# Work to complete
Locate each line with the string "this" in the listing below and copy it.

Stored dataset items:
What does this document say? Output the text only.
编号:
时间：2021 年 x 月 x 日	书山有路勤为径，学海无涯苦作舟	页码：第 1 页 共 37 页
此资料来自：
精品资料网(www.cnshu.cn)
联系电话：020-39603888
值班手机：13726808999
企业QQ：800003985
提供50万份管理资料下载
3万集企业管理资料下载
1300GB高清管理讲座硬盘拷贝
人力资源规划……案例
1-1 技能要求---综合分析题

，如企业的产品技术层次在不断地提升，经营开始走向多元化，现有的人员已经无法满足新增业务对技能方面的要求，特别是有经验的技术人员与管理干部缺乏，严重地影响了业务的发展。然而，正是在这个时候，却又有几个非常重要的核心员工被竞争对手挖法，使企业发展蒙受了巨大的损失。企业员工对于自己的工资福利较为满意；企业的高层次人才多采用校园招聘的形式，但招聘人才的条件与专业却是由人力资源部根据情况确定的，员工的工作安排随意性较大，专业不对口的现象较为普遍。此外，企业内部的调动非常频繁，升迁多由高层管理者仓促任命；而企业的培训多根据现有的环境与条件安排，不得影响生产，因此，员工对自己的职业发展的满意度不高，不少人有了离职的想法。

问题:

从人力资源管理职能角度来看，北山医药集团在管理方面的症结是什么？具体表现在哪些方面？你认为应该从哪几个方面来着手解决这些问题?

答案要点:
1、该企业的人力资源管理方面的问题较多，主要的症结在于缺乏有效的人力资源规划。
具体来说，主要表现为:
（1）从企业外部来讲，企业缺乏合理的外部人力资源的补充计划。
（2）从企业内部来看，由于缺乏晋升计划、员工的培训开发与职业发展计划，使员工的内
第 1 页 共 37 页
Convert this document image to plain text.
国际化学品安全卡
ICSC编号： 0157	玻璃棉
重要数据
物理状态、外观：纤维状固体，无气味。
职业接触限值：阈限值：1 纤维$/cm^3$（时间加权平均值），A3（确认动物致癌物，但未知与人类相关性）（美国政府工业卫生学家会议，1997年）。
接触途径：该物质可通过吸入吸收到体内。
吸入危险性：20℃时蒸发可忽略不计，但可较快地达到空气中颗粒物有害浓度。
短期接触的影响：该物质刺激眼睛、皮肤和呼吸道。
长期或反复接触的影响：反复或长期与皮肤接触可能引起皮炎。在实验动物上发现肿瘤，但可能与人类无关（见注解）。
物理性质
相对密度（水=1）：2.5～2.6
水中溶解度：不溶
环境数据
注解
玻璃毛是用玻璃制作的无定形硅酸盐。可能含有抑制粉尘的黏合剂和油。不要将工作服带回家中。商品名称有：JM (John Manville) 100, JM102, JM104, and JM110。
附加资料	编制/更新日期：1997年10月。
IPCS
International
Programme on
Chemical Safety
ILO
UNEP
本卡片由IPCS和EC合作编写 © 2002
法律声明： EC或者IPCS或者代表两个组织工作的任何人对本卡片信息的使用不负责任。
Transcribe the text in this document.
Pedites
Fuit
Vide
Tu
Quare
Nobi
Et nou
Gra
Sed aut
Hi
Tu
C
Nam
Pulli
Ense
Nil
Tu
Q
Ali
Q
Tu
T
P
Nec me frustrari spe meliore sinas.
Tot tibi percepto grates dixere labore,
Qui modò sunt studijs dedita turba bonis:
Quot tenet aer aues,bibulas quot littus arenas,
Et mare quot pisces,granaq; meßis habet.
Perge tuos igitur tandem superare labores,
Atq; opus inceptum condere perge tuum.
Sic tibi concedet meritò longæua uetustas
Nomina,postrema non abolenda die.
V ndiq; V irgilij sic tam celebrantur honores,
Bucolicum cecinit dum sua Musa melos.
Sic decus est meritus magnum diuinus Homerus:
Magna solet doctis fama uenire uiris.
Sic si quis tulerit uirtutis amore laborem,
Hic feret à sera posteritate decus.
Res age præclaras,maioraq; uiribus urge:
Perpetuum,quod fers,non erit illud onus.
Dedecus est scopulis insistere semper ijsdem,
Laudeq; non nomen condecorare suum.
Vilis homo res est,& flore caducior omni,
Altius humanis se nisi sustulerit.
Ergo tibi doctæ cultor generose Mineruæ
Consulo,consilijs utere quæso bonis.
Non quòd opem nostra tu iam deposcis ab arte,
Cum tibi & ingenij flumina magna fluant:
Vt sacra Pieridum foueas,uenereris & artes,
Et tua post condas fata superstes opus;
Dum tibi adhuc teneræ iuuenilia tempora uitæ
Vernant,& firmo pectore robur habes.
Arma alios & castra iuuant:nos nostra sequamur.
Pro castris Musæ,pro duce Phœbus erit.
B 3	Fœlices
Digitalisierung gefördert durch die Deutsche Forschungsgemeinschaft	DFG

# Solved problem
What does this document say? Output the text only.
Convert this document image to plain text.
Transcribe the text in this document.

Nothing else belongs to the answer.